▸ **THE TASK**
Across the material below, how many lines contain the word "should"? Give only the number.

Some records

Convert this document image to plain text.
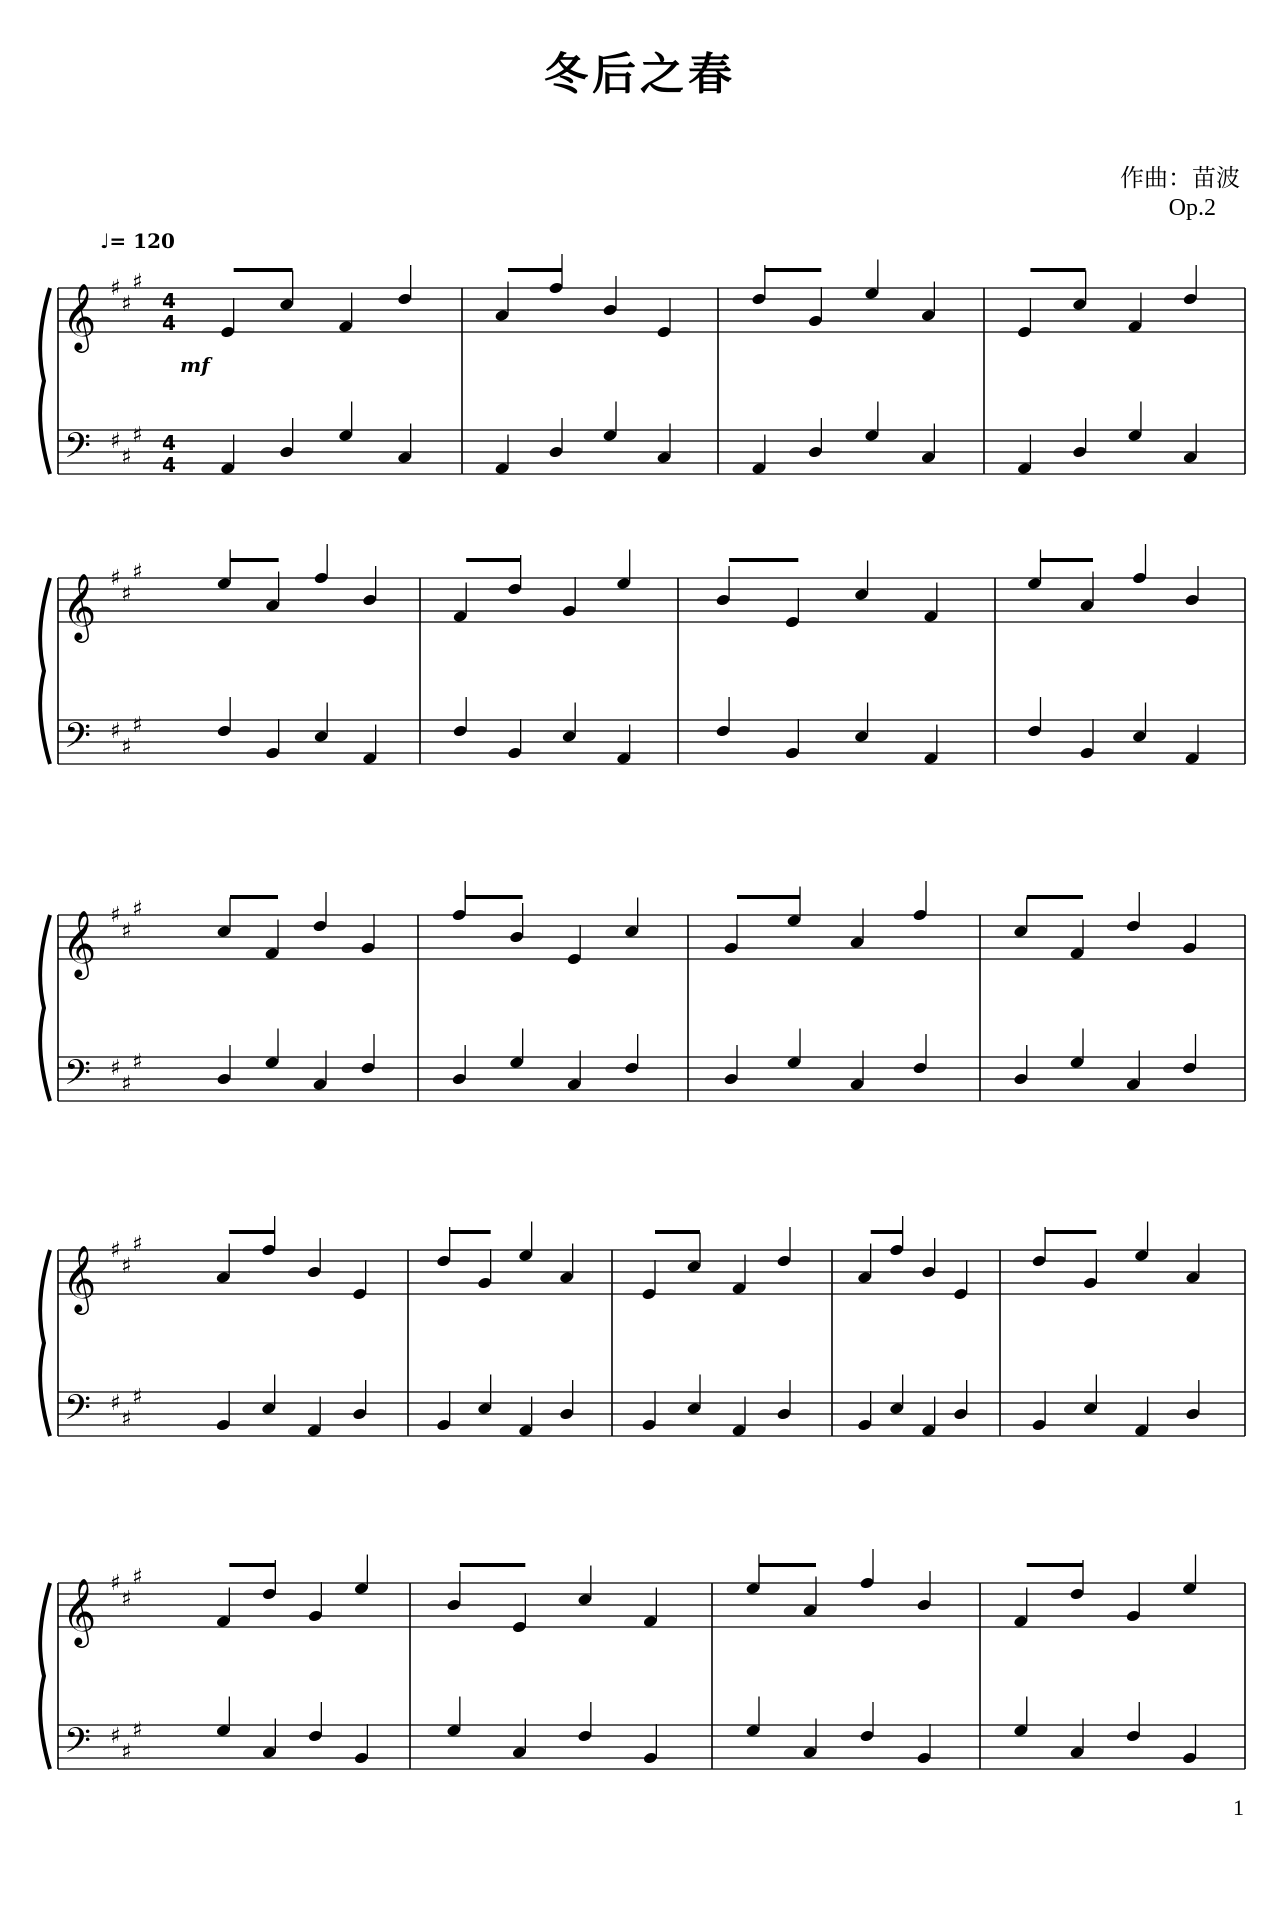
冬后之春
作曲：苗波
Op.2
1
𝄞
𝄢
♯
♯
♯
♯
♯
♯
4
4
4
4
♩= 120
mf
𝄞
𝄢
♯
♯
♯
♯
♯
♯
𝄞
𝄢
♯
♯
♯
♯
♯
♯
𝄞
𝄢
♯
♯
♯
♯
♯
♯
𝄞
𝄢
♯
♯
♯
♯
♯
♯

...

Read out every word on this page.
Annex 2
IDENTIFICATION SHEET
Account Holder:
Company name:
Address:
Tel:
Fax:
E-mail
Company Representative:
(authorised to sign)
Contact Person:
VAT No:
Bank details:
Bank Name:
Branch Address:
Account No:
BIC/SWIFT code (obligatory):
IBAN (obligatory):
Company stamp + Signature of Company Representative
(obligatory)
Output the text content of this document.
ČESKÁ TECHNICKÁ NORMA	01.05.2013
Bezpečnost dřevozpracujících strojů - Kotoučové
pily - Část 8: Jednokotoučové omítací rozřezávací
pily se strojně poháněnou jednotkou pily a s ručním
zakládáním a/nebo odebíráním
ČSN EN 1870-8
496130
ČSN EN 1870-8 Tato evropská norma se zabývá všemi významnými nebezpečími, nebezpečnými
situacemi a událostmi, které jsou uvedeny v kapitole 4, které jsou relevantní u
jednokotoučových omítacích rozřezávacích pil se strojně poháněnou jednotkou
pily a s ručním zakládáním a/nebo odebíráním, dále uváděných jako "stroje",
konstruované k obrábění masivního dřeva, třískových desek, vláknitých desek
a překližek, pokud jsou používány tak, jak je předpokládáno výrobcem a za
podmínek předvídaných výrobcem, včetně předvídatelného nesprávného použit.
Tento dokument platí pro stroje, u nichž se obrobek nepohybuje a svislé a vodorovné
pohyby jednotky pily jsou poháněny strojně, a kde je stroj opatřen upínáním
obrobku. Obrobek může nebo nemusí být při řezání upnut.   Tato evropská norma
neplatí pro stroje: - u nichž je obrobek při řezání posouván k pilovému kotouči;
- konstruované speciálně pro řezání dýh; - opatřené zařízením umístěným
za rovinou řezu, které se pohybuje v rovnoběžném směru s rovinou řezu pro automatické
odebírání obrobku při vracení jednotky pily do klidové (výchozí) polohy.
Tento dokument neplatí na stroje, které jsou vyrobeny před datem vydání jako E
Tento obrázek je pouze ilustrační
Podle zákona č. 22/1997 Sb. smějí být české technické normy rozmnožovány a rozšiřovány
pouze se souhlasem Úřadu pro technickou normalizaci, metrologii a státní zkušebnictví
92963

--

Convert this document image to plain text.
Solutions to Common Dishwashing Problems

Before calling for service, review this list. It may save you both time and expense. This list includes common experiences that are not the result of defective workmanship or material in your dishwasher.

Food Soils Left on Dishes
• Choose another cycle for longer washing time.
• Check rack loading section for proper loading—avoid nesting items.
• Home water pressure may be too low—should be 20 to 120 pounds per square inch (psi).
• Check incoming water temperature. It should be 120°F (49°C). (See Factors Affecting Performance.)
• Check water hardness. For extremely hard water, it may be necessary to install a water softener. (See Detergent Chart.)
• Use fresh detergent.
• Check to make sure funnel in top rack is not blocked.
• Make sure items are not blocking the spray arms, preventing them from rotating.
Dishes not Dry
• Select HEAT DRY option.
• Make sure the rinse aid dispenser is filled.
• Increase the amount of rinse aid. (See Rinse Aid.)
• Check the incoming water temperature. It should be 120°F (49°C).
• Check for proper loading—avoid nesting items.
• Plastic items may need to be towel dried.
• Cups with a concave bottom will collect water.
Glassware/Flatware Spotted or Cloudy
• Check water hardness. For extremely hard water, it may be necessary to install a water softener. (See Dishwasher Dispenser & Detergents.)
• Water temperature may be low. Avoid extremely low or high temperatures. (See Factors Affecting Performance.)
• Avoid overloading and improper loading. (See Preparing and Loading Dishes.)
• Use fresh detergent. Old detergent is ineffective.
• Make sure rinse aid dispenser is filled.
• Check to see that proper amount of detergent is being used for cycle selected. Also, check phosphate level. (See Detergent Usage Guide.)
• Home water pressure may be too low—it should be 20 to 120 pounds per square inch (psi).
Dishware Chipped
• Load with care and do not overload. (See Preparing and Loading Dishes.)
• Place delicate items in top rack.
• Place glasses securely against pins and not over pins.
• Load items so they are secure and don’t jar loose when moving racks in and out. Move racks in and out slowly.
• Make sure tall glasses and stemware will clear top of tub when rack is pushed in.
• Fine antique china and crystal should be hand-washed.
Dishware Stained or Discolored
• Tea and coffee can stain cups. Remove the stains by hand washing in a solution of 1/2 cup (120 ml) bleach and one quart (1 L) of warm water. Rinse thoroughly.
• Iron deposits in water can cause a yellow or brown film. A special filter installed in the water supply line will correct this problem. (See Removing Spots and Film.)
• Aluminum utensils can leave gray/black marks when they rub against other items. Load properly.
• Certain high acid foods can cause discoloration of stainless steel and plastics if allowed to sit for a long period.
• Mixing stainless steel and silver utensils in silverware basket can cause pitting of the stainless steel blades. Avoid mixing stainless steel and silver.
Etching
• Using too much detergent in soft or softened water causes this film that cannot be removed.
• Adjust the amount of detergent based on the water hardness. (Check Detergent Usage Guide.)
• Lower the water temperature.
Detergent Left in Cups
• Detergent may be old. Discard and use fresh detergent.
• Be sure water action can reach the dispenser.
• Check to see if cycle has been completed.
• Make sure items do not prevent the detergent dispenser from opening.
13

▸ **EXERCISE RESPONSE**
5